**The problem:** Could you transcribe the material below exactly, without leaving out a single line?

**Provided information:**
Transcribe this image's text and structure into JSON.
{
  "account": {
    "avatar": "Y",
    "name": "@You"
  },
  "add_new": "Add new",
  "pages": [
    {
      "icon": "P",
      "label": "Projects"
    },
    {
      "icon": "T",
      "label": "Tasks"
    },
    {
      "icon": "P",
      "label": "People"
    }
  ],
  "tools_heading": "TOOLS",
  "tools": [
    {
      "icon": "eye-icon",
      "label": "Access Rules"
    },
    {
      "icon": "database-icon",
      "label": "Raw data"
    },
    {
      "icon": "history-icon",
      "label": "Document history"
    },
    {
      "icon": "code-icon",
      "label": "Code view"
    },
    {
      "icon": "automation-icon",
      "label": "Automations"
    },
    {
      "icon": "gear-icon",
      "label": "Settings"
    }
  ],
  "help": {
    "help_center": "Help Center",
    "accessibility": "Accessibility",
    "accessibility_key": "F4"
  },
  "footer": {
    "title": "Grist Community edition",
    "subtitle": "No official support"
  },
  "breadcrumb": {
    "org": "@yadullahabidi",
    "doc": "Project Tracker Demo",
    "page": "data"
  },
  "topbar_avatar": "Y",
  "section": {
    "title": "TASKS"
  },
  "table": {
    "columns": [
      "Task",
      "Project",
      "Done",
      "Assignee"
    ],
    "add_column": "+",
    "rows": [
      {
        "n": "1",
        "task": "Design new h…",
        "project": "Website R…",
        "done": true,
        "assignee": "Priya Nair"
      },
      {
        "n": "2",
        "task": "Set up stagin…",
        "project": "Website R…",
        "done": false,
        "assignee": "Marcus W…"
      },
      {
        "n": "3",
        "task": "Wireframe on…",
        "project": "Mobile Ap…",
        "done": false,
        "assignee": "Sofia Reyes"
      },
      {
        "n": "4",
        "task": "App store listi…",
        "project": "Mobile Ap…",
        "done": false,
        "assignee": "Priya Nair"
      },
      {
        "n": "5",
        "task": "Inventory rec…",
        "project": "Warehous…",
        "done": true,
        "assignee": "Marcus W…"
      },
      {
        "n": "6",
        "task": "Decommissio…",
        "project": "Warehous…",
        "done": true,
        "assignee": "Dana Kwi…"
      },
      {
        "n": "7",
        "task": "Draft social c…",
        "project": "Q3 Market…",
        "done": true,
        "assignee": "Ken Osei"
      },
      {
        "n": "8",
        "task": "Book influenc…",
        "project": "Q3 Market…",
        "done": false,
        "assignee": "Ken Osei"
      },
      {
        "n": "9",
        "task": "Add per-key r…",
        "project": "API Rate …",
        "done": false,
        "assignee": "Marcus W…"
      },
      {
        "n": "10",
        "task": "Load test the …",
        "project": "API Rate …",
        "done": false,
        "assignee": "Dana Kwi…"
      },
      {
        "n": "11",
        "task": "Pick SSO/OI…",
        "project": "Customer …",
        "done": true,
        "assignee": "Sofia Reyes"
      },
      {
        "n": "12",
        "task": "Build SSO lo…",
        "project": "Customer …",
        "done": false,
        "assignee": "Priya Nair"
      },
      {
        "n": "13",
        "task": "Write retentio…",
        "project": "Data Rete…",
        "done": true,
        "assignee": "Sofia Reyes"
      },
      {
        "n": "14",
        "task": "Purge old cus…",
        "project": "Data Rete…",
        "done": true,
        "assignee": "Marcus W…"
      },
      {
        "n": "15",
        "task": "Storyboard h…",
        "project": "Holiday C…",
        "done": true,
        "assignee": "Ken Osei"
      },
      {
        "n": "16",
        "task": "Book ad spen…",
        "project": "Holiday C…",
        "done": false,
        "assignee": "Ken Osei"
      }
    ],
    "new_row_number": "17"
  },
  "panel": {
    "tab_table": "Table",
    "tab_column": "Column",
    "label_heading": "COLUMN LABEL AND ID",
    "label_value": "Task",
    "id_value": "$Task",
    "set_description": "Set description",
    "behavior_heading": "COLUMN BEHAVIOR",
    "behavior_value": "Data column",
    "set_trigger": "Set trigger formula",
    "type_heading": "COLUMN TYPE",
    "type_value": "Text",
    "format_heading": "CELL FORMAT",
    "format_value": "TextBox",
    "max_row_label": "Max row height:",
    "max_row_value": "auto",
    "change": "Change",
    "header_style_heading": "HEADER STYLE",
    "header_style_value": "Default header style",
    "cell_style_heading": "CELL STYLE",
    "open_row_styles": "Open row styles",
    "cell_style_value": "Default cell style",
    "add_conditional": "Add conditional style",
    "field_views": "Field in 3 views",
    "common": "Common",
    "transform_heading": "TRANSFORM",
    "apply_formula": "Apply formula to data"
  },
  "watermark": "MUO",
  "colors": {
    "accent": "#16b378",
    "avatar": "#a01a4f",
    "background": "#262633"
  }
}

**Solution:**
Transcribe this image's text and structure into JSON.
{
  "account": {
    "avatar": "Y",
    "name": "@You"
  },
  "add_new": "Add new",
  "pages": [
    {
      "icon": "P",
      "label": "Projects"
    },
    {
      "icon": "T",
      "label": "Tasks"
    },
    {
      "icon": "P",
      "label": "People"
    }
  ],
  "tools_heading": "TOOLS",
  "tools": [
    {
      "icon": "eye-icon",
      "label": "Access Rules"
    },
    {
      "icon": "database-icon",
      "label": "Raw data"
    },
    {
      "icon": "history-icon",
      "label": "Document history"
    },
    {
      "icon": "code-icon",
      "label": "Code view"
    },
    {
      "icon": "automation-icon",
      "label": "Automations"
    },
    {
      "icon": "gear-icon",
      "label": "Settings"
    }
  ],
  "help": {
    "help_center": "Help Center",
    "accessibility": "Accessibility",
    "accessibility_key": "F4"
  },
  "footer": {
    "title": "Grist Community edition",
    "subtitle": "No official support"
  },
  "breadcrumb": {
    "org": "@yadullahabidi",
    "doc": "Project Tracker Demo",
    "page": "data"
  },
  "topbar_avatar": "Y",
  "section": {
    "title": "TASKS"
  },
  "table": {
    "columns": [
      "Task",
      "Project",
      "Done",
      "Assignee"
    ],
    "add_column": "+",
    "rows": [
      {
        "n": "1",
        "task": "Design new h…",
        "project": "Website R…",
        "done": true,
        "assignee": "Priya Nair"
      },
      {
        "n": "2",
        "task": "Set up stagin…",
        "project": "Website R…",
        "done": false,
        "assignee": "Marcus W…"
      },
      {
        "n": "3",
        "task": "Wireframe on…",
        "project": "Mobile Ap…",
        "done": false,
        "assignee": "Sofia Reyes"
      },
      {
        "n": "4",
        "task": "App store listi…",
        "project": "Mobile Ap…",
        "done": false,
        "assignee": "Priya Nair"
      },
      {
        "n": "5",
        "task": "Inventory rec…",
        "project": "Warehous…",
        "done": true,
        "assignee": "Marcus W…"
      },
      {
        "n": "6",
        "task": "Decommissio…",
        "project": "Warehous…",
        "done": true,
        "assignee": "Dana Kwi…"
      },
      {
        "n": "7",
        "task": "Draft social c…",
        "project": "Q3 Market…",
        "done": true,
        "assignee": "Ken Osei"
      },
      {
        "n": "8",
        "task": "Book influenc…",
        "project": "Q3 Market…",
        "done": false,
        "assignee": "Ken Osei"
      },
      {
        "n": "9",
        "task": "Add per-key r…",
        "project": "API Rate …",
        "done": false,
        "assignee": "Marcus W…"
      },
      {
        "n": "10",
        "task": "Load test the …",
        "project": "API Rate …",
        "done": false,
        "assignee": "Dana Kwi…"
      },
      {
        "n": "11",
        "task": "Pick SSO/OI…",
        "project": "Customer …",
        "done": true,
        "assignee": "Sofia Reyes"
      },
      {
        "n": "12",
        "task": "Build SSO lo…",
        "project": "Customer …",
        "done": false,
        "assignee": "Priya Nair"
      },
      {
        "n": "13",
        "task": "Write retentio…",
        "project": "Data Rete…",
        "done": true,
        "assignee": "Sofia Reyes"
      },
      {
        "n": "14",
        "task": "Purge old cus…",
        "project": "Data Rete…",
        "done": true,
        "assignee": "Marcus W…"
      },
      {
        "n": "15",
        "task": "Storyboard h…",
        "project": "Holiday C…",
        "done": true,
        "assignee": "Ken Osei"
      },
      {
        "n": "16",
        "task": "Book ad spen…",
        "project": "Holiday C…",
        "done": false,
        "assignee": "Ken Osei"
      }
    ],
    "new_row_number": "17"
  },
  "panel": {
    "tab_table": "Table",
    "tab_column": "Column",
    "label_heading": "COLUMN LABEL AND ID",
    "label_value": "Task",
    "id_value": "$Task",
    "set_description": "Set description",
    "behavior_heading": "COLUMN BEHAVIOR",
    "behavior_value": "Data column",
    "set_trigger": "Set trigger formula",
    "type_heading": "COLUMN TYPE",
    "type_value": "Text",
    "format_heading": "CELL FORMAT",
    "format_value": "TextBox",
    "max_row_label": "Max row height:",
    "max_row_value": "auto",
    "change": "Change",
    "header_style_heading": "HEADER STYLE",
    "header_style_value": "Default header style",
    "cell_style_heading": "CELL STYLE",
    "open_row_styles": "Open row styles",
    "cell_style_value": "Default cell style",
    "add_conditional": "Add conditional style",
    "field_views": "Field in 3 views",
    "common": "Common",
    "transform_heading": "TRANSFORM",
    "apply_formula": "Apply formula to data"
  },
  "watermark": "MUO",
  "colors": {
    "accent": "#16b378",
    "avatar": "#a01a4f",
    "background": "#262633"
  }
}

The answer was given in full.